(Excerpts from a figure dataset)
______
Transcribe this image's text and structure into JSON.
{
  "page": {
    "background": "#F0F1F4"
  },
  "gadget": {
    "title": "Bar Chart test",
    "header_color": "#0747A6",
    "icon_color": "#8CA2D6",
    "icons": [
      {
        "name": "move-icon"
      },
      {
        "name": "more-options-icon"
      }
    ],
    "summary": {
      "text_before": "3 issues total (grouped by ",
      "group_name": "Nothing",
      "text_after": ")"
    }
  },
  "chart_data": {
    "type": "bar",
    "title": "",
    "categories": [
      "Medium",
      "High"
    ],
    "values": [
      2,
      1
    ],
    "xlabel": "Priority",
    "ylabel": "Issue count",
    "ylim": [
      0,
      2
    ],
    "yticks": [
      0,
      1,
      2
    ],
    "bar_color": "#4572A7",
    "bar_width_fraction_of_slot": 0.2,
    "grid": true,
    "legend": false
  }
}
______
--- What you have to do ---
Return the listing above in its exact form.

--- Written response ---
Transcribe this image's text and structure into JSON.
{
  "page": {
    "background": "#F0F1F4"
  },
  "gadget": {
    "title": "Bar Chart test",
    "header_color": "#0747A6",
    "icon_color": "#8CA2D6",
    "icons": [
      {
        "name": "move-icon"
      },
      {
        "name": "more-options-icon"
      }
    ],
    "summary": {
      "text_before": "3 issues total (grouped by ",
      "group_name": "Nothing",
      "text_after": ")"
    }
  },
  "chart_data": {
    "type": "bar",
    "title": "",
    "categories": [
      "Medium",
      "High"
    ],
    "values": [
      2,
      1
    ],
    "xlabel": "Priority",
    "ylabel": "Issue count",
    "ylim": [
      0,
      2
    ],
    "yticks": [
      0,
      1,
      2
    ],
    "bar_color": "#4572A7",
    "bar_width_fraction_of_slot": 0.2,
    "grid": true,
    "legend": false
  }
}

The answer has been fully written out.